▶ **YOUR GOAL**:
Write each record again exactly as it stands.

▶ **RECORDS FOR PROCESSING**:
.....
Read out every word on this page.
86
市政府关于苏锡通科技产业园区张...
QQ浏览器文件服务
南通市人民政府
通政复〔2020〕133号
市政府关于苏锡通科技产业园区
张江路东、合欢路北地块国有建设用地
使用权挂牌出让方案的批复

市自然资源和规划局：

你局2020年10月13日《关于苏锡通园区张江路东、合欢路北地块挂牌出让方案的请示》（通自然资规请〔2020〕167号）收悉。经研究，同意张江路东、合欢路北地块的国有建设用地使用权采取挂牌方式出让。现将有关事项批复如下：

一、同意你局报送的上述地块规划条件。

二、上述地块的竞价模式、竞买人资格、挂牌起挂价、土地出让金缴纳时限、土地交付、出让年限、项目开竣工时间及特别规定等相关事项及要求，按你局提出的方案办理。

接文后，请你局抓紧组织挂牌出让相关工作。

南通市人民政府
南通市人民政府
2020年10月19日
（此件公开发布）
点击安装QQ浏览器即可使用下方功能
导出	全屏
.....
▶ **COMPLETED EXERCISE**:
Read out every word on this page.
86
市政府关于苏锡通科技产业园区张...
QQ浏览器文件服务
南通市人民政府
通政复〔2020〕133号
市政府关于苏锡通科技产业园区
张江路东、合欢路北地块国有建设用地
使用权挂牌出让方案的批复

市自然资源和规划局：

你局2020年10月13日《关于苏锡通园区张江路东、合欢路北地块挂牌出让方案的请示》（通自然资规请〔2020〕167号）收悉。经研究，同意张江路东、合欢路北地块的国有建设用地使用权采取挂牌方式出让。现将有关事项批复如下：

一、同意你局报送的上述地块规划条件。

二、上述地块的竞价模式、竞买人资格、挂牌起挂价、土地出让金缴纳时限、土地交付、出让年限、项目开竣工时间及特别规定等相关事项及要求，按你局提出的方案办理。

接文后，请你局抓紧组织挂牌出让相关工作。

南通市人民政府
南通市人民政府
2020年10月19日
（此件公开发布）
点击安装QQ浏览器即可使用下方功能
导出	全屏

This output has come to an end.